■ WHAT YOU WILL DO: Return the listing below unchanged, minus its pictures.

________________________________________

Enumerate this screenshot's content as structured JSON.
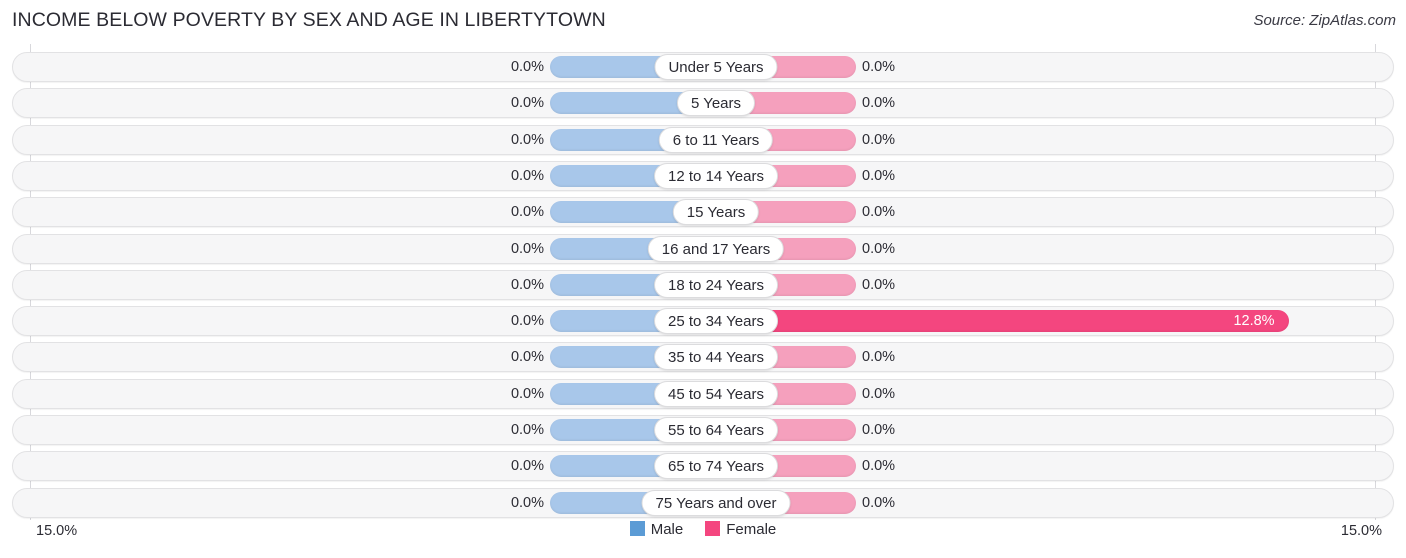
{
  "header": {
    "title": "INCOME BELOW POVERTY BY SEX AND AGE IN LIBERTYTOWN",
    "source": "Source: ZipAtlas.com"
  },
  "axis": {
    "left_label": "15.0%",
    "right_label": "15.0%"
  },
  "legend": {
    "items": [
      {
        "label": "Male",
        "color": "#5b9bd5"
      },
      {
        "label": "Female",
        "color": "#f4467f"
      }
    ]
  },
  "colors": {
    "male_bar": "#a8c7ea",
    "female_bar_zero": "#f5a0bd",
    "female_bar_value": "#f4467f",
    "male_legend": "#5b9bd5",
    "female_legend": "#f4467f",
    "row_background": "#f6f6f7",
    "row_border": "#e2e2e4",
    "gridline": "#d8d8dc",
    "text": "#2b2b33"
  },
  "chart_data": {
    "type": "bar",
    "title": "INCOME BELOW POVERTY BY SEX AND AGE IN LIBERTYTOWN",
    "xlabel": "",
    "ylabel": "",
    "orientation": "horizontal-diverging",
    "axis_max_percent": 15.0,
    "grid": true,
    "legend_position": "bottom-center",
    "categories": [
      "Under 5 Years",
      "5 Years",
      "6 to 11 Years",
      "12 to 14 Years",
      "15 Years",
      "16 and 17 Years",
      "18 to 24 Years",
      "25 to 34 Years",
      "35 to 44 Years",
      "45 to 54 Years",
      "55 to 64 Years",
      "65 to 74 Years",
      "75 Years and over"
    ],
    "series": [
      {
        "name": "Male",
        "values": [
          0.0,
          0.0,
          0.0,
          0.0,
          0.0,
          0.0,
          0.0,
          0.0,
          0.0,
          0.0,
          0.0,
          0.0,
          0.0
        ],
        "labels": [
          "0.0%",
          "0.0%",
          "0.0%",
          "0.0%",
          "0.0%",
          "0.0%",
          "0.0%",
          "0.0%",
          "0.0%",
          "0.0%",
          "0.0%",
          "0.0%",
          "0.0%"
        ]
      },
      {
        "name": "Female",
        "values": [
          0.0,
          0.0,
          0.0,
          0.0,
          0.0,
          0.0,
          0.0,
          12.8,
          0.0,
          0.0,
          0.0,
          0.0,
          0.0
        ],
        "labels": [
          "0.0%",
          "0.0%",
          "0.0%",
          "0.0%",
          "0.0%",
          "0.0%",
          "0.0%",
          "12.8%",
          "0.0%",
          "0.0%",
          "0.0%",
          "0.0%",
          "0.0%"
        ]
      }
    ]
  }
}
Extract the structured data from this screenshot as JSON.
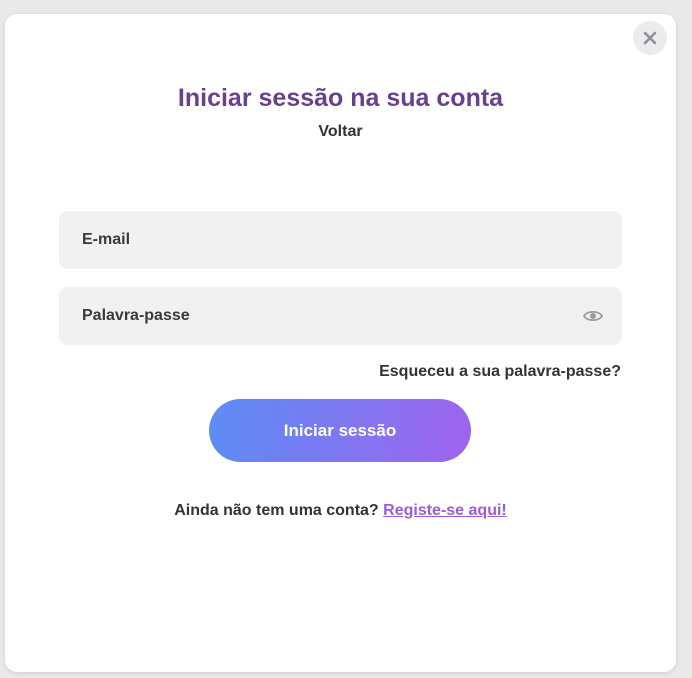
{
  "modal": {
    "title": "Iniciar sessão na sua conta",
    "back_label": "Voltar",
    "close_icon": "close-icon"
  },
  "form": {
    "email": {
      "placeholder": "E-mail",
      "value": ""
    },
    "password": {
      "placeholder": "Palavra-passe",
      "value": "",
      "toggle_icon": "eye-icon"
    },
    "forgot_password_label": "Esqueceu a sua palavra-passe?",
    "submit_label": "Iniciar sessão"
  },
  "signup": {
    "prompt": "Ainda não tem uma conta?",
    "link_label": "Registe-se aqui!"
  },
  "colors": {
    "title": "#6a3f8f",
    "text": "#333333",
    "link": "#9a5be0",
    "button_gradient_start": "#5c8df5",
    "button_gradient_end": "#a163ee",
    "field_background": "#f1f1f1"
  }
}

________________________________________

■ CORRECT OUTPUT:
Enumerate this screenshot's content as structured JSON.
{
  "header": {
    "title": "INCOME BELOW POVERTY BY SEX AND AGE IN LIBERTYTOWN",
    "source": "Source: ZipAtlas.com"
  },
  "axis": {
    "left_label": "15.0%",
    "right_label": "15.0%"
  },
  "legend": {
    "items": [
      {
        "label": "Male",
        "color": "#5b9bd5"
      },
      {
        "label": "Female",
        "color": "#f4467f"
      }
    ]
  },
  "colors": {
    "male_bar": "#a8c7ea",
    "female_bar_zero": "#f5a0bd",
    "female_bar_value": "#f4467f",
    "male_legend": "#5b9bd5",
    "female_legend": "#f4467f",
    "row_background": "#f6f6f7",
    "row_border": "#e2e2e4",
    "gridline": "#d8d8dc",
    "text": "#2b2b33"
  },
  "chart_data": {
    "type": "bar",
    "title": "INCOME BELOW POVERTY BY SEX AND AGE IN LIBERTYTOWN",
    "xlabel": "",
    "ylabel": "",
    "orientation": "horizontal-diverging",
    "axis_max_percent": 15.0,
    "grid": true,
    "legend_position": "bottom-center",
    "categories": [
      "Under 5 Years",
      "5 Years",
      "6 to 11 Years",
      "12 to 14 Years",
      "15 Years",
      "16 and 17 Years",
      "18 to 24 Years",
      "25 to 34 Years",
      "35 to 44 Years",
      "45 to 54 Years",
      "55 to 64 Years",
      "65 to 74 Years",
      "75 Years and over"
    ],
    "series": [
      {
        "name": "Male",
        "values": [
          0.0,
          0.0,
          0.0,
          0.0,
          0.0,
          0.0,
          0.0,
          0.0,
          0.0,
          0.0,
          0.0,
          0.0,
          0.0
        ],
        "labels": [
          "0.0%",
          "0.0%",
          "0.0%",
          "0.0%",
          "0.0%",
          "0.0%",
          "0.0%",
          "0.0%",
          "0.0%",
          "0.0%",
          "0.0%",
          "0.0%",
          "0.0%"
        ]
      },
      {
        "name": "Female",
        "values": [
          0.0,
          0.0,
          0.0,
          0.0,
          0.0,
          0.0,
          0.0,
          12.8,
          0.0,
          0.0,
          0.0,
          0.0,
          0.0
        ],
        "labels": [
          "0.0%",
          "0.0%",
          "0.0%",
          "0.0%",
          "0.0%",
          "0.0%",
          "0.0%",
          "12.8%",
          "0.0%",
          "0.0%",
          "0.0%",
          "0.0%",
          "0.0%"
        ]
      }
    ]
  }
}
Extract the structured data from this screenshot as JSON.
{
  "modal": {
    "title": "Iniciar sessão na sua conta",
    "back_label": "Voltar",
    "close_icon": "close-icon"
  },
  "form": {
    "email": {
      "placeholder": "E-mail",
      "value": ""
    },
    "password": {
      "placeholder": "Palavra-passe",
      "value": "",
      "toggle_icon": "eye-icon"
    },
    "forgot_password_label": "Esqueceu a sua palavra-passe?",
    "submit_label": "Iniciar sessão"
  },
  "signup": {
    "prompt": "Ainda não tem uma conta?",
    "link_label": "Registe-se aqui!"
  },
  "colors": {
    "title": "#6a3f8f",
    "text": "#333333",
    "link": "#9a5be0",
    "button_gradient_start": "#5c8df5",
    "button_gradient_end": "#a163ee",
    "field_background": "#f1f1f1"
  }
}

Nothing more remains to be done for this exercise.